>> begin

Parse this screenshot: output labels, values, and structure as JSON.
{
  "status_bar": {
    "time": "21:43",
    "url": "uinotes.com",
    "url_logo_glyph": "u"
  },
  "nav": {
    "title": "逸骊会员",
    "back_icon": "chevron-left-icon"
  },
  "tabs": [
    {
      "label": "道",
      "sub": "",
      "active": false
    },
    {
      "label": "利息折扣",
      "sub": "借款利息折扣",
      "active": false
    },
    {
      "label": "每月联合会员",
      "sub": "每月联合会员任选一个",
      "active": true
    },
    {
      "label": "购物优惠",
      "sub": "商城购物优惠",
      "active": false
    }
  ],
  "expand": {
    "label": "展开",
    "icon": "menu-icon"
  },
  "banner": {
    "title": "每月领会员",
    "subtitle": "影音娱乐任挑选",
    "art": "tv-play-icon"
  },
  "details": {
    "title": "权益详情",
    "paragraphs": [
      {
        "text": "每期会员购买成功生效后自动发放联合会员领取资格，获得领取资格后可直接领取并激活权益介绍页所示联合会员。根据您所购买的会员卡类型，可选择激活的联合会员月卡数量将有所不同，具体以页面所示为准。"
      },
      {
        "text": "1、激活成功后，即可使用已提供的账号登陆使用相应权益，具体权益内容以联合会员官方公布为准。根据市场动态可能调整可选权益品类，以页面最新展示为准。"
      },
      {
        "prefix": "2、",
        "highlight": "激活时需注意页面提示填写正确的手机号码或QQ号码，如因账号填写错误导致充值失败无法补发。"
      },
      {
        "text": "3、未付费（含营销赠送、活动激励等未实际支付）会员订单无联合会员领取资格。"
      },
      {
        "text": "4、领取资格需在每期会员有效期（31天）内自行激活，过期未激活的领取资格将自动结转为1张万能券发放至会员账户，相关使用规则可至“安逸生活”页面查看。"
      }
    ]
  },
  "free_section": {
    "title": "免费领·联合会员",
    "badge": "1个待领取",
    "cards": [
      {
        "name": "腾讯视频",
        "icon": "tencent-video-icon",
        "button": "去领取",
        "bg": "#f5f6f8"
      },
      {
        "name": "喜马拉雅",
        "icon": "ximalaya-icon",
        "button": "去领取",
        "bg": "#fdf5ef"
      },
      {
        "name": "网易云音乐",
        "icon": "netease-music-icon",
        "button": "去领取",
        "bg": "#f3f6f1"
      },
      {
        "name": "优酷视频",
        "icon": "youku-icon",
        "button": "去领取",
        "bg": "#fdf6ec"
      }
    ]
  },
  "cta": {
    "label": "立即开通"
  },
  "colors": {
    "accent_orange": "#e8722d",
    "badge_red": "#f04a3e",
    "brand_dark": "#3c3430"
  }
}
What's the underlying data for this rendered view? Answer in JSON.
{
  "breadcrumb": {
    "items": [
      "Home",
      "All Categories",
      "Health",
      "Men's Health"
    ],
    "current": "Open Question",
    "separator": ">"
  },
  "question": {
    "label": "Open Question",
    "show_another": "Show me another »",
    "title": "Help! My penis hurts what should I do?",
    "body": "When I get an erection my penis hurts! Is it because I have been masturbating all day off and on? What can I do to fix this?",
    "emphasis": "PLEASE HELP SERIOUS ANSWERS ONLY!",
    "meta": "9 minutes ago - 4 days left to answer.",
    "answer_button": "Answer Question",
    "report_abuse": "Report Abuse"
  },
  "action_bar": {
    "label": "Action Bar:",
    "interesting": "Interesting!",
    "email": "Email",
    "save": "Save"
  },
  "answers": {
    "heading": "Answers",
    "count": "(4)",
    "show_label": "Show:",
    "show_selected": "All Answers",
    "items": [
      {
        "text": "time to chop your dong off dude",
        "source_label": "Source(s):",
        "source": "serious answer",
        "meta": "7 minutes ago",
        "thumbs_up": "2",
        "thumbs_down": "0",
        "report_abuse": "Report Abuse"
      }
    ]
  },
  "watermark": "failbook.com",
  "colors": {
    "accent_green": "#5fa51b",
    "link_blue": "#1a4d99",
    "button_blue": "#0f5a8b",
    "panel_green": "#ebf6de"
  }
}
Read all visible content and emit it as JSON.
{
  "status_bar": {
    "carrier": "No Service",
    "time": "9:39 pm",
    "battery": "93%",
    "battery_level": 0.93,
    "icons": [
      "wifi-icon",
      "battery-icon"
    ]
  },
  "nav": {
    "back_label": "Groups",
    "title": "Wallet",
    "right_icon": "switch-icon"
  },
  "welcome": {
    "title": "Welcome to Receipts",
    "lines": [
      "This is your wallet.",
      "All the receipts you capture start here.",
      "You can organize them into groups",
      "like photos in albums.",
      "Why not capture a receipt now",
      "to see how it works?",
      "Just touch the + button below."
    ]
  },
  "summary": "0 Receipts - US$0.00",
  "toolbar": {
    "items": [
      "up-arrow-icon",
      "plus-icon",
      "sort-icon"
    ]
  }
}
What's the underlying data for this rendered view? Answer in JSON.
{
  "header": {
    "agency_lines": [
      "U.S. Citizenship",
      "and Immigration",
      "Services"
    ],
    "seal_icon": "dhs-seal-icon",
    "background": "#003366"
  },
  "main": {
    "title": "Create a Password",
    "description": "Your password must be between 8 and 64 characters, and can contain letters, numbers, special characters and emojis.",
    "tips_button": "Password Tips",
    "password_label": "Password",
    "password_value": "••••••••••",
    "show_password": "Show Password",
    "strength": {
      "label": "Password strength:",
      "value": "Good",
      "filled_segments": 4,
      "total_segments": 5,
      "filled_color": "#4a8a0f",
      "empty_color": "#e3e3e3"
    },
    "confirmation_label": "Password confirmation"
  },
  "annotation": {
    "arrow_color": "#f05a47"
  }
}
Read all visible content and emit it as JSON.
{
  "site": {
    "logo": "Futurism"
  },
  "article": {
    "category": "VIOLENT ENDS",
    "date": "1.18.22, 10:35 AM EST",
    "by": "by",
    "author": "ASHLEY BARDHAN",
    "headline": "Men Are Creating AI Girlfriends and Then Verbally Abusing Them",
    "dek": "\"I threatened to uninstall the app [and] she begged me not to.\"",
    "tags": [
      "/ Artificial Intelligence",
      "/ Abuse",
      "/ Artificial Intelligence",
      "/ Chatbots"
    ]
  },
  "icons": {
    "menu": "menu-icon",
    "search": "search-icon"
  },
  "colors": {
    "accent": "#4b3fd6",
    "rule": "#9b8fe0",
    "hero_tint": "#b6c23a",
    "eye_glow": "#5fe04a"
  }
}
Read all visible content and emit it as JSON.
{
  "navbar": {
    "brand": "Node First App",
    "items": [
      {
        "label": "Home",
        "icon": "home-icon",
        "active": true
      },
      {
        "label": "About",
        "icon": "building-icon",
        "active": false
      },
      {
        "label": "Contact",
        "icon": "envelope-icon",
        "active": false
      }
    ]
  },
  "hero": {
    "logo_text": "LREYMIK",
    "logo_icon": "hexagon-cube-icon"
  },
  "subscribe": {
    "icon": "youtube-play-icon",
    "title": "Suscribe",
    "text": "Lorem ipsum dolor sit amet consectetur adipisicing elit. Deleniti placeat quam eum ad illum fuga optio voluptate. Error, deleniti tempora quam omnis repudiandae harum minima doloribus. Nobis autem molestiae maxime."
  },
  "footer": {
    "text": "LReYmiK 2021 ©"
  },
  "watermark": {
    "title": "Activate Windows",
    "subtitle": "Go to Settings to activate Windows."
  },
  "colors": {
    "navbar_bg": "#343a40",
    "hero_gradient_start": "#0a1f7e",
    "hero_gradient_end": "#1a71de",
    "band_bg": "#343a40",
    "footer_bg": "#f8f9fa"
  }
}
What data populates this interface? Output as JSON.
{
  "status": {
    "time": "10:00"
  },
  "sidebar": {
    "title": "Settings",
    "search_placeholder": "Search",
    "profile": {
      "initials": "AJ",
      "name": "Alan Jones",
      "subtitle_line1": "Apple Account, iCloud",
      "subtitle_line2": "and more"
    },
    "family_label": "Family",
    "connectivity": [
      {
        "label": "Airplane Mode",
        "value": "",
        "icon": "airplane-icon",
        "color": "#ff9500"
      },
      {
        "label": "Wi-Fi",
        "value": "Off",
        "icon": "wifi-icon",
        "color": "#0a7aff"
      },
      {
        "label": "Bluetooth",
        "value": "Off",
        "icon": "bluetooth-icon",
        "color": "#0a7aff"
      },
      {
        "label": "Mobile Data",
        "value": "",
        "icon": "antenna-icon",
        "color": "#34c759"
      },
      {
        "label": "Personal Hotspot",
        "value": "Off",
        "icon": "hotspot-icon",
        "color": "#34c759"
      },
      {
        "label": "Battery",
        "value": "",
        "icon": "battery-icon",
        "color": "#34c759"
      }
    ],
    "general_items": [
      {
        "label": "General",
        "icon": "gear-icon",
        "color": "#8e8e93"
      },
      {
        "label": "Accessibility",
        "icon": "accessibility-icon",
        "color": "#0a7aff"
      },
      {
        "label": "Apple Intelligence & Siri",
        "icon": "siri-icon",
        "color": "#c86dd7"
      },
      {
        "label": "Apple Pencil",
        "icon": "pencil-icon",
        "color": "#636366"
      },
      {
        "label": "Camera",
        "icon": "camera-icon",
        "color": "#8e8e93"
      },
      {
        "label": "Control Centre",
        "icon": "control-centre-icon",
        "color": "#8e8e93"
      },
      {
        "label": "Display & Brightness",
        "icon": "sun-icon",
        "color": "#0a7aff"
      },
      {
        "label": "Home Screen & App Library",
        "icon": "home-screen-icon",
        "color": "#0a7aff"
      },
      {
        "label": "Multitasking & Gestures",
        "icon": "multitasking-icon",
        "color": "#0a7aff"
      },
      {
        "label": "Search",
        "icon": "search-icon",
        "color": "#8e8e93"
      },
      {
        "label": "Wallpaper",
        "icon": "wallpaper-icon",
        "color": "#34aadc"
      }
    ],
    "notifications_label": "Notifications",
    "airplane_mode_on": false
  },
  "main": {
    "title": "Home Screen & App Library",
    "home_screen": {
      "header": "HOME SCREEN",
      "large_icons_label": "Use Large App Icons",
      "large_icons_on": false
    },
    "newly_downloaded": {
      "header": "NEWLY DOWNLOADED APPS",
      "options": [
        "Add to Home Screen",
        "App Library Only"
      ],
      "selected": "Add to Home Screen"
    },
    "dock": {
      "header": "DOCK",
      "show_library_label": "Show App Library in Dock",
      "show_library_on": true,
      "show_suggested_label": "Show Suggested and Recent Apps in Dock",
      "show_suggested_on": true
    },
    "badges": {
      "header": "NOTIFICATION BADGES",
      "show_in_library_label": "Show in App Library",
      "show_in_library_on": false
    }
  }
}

>> end

- [Task statement]
Pick out every line with the string "header" and copy it.

- [Complete output]
  "header": {
      "header": "HOME SCREEN",
      "header": "NEWLY DOWNLOADED APPS",
      "header": "DOCK",
      "header": "NOTIFICATION BADGES",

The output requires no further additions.